• [DATA PROVIDED]:
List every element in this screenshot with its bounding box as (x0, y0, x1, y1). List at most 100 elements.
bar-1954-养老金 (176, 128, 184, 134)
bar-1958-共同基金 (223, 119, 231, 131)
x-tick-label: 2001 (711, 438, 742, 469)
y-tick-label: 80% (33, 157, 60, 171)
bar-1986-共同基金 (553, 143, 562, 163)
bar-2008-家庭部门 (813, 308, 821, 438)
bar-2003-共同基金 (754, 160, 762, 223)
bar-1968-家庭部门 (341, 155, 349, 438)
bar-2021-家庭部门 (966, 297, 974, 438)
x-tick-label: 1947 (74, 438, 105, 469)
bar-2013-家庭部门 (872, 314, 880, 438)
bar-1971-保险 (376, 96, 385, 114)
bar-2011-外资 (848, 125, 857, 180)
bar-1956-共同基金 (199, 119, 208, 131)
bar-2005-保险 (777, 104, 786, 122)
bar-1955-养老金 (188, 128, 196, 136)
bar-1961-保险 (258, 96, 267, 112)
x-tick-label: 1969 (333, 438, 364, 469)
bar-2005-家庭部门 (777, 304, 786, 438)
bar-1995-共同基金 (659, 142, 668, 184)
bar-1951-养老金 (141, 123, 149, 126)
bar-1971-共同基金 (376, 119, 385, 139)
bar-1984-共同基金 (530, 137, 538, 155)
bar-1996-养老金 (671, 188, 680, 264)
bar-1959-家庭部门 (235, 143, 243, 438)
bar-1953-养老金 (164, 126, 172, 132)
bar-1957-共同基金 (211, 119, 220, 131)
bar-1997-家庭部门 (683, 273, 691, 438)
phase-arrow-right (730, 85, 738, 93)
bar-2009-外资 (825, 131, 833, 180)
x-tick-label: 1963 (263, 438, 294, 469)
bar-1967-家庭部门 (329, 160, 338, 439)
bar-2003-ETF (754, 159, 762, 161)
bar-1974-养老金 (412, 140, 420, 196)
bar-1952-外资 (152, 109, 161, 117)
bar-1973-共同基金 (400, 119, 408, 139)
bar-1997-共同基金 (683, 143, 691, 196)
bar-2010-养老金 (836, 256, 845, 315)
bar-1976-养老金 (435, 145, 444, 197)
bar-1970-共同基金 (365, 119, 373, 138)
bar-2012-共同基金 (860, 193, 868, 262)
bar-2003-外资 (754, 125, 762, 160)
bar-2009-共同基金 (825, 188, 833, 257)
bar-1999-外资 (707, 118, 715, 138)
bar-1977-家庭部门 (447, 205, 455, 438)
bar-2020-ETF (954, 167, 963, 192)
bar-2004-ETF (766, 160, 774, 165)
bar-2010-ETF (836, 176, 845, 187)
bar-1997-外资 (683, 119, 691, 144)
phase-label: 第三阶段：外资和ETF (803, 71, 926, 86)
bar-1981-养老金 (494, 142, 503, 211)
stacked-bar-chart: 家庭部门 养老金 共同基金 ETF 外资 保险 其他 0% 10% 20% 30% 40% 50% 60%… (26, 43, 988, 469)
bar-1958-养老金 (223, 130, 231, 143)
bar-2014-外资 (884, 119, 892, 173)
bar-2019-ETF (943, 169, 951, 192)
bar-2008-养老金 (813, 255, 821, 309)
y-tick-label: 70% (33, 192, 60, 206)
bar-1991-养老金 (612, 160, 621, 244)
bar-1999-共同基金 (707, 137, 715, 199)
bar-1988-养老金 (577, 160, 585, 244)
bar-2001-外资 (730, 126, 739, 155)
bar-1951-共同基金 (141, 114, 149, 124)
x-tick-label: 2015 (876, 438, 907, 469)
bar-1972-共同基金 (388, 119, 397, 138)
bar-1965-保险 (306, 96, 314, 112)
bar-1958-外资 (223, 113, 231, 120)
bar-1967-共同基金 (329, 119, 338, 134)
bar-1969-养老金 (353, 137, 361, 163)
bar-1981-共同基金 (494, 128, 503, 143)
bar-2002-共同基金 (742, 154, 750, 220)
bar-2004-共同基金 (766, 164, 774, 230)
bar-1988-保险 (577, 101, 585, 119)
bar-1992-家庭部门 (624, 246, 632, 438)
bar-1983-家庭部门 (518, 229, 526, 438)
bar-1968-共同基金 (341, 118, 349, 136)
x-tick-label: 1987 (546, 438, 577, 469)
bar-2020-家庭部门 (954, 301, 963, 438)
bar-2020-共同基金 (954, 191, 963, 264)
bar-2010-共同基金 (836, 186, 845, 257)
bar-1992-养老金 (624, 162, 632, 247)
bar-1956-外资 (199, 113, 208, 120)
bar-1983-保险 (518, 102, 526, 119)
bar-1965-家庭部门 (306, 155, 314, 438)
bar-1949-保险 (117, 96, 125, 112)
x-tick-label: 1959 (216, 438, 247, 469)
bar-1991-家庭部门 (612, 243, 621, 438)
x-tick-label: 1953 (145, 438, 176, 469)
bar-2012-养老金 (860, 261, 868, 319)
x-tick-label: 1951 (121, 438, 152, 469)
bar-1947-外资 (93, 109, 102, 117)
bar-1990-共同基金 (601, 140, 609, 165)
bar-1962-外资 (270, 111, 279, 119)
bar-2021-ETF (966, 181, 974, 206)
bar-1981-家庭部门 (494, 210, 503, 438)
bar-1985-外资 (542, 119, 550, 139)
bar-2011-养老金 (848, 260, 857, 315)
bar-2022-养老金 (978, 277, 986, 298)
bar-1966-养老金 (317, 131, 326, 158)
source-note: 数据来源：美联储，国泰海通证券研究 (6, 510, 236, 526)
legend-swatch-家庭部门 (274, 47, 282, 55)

• [TASK REQUIREMENTS]: Please give the lines again from the first one through the one containing "bar-1999-共同基金 (707, 137, 715, 199)", changing "x-tick-label" to "x-axis-label" and leaving everything else unchanged.

• [SOLUTION]:
List every element in this screenshot with its bounding box as (x0, y0, x1, y1). List at most 100 elements.
bar-1954-养老金 (176, 128, 184, 134)
bar-1958-共同基金 (223, 119, 231, 131)
x-axis-label: 2001 (711, 438, 742, 469)
y-tick-label: 80% (33, 157, 60, 171)
bar-1986-共同基金 (553, 143, 562, 163)
bar-2008-家庭部门 (813, 308, 821, 438)
bar-2003-共同基金 (754, 160, 762, 223)
bar-1968-家庭部门 (341, 155, 349, 438)
bar-2021-家庭部门 (966, 297, 974, 438)
x-axis-label: 1947 (74, 438, 105, 469)
bar-2013-家庭部门 (872, 314, 880, 438)
bar-1971-保险 (376, 96, 385, 114)
bar-2011-外资 (848, 125, 857, 180)
bar-1956-共同基金 (199, 119, 208, 131)
bar-2005-保险 (777, 104, 786, 122)
bar-1955-养老金 (188, 128, 196, 136)
bar-1961-保险 (258, 96, 267, 112)
x-axis-label: 1969 (333, 438, 364, 469)
bar-2005-家庭部门 (777, 304, 786, 438)
bar-1995-共同基金 (659, 142, 668, 184)
bar-1951-养老金 (141, 123, 149, 126)
bar-1971-共同基金 (376, 119, 385, 139)
bar-1984-共同基金 (530, 137, 538, 155)
bar-1996-养老金 (671, 188, 680, 264)
bar-1959-家庭部门 (235, 143, 243, 438)
bar-1953-养老金 (164, 126, 172, 132)
bar-1957-共同基金 (211, 119, 220, 131)
bar-1997-家庭部门 (683, 273, 691, 438)
phase-arrow-right (730, 85, 738, 93)
bar-2009-外资 (825, 131, 833, 180)
x-axis-label: 1963 (263, 438, 294, 469)
bar-1967-家庭部门 (329, 160, 338, 439)
bar-2003-ETF (754, 159, 762, 161)
bar-1974-养老金 (412, 140, 420, 196)
bar-1952-外资 (152, 109, 161, 117)
bar-1973-共同基金 (400, 119, 408, 139)
bar-1997-共同基金 (683, 143, 691, 196)
bar-2010-养老金 (836, 256, 845, 315)
bar-1976-养老金 (435, 145, 444, 197)
bar-1970-共同基金 (365, 119, 373, 138)
bar-2012-共同基金 (860, 193, 868, 262)
bar-2003-外资 (754, 125, 762, 160)
bar-2009-共同基金 (825, 188, 833, 257)
bar-1999-外资 (707, 118, 715, 138)
bar-1977-家庭部门 (447, 205, 455, 438)
bar-2020-ETF (954, 167, 963, 192)
bar-2004-ETF (766, 160, 774, 165)
bar-2010-ETF (836, 176, 845, 187)
bar-1997-外资 (683, 119, 691, 144)
phase-label: 第三阶段：外资和ETF (803, 71, 926, 86)
bar-1981-养老金 (494, 142, 503, 211)
stacked-bar-chart: 家庭部门 养老金 共同基金 ETF 外资 保险 其他 0% 10% 20% 30% 40% 50% 60%… (26, 43, 988, 469)
bar-1958-养老金 (223, 130, 231, 143)
bar-2014-外资 (884, 119, 892, 173)
bar-2019-ETF (943, 169, 951, 192)
bar-2008-养老金 (813, 255, 821, 309)
y-tick-label: 70% (33, 192, 60, 206)
bar-1991-养老金 (612, 160, 621, 244)
bar-1999-共同基金 (707, 137, 715, 199)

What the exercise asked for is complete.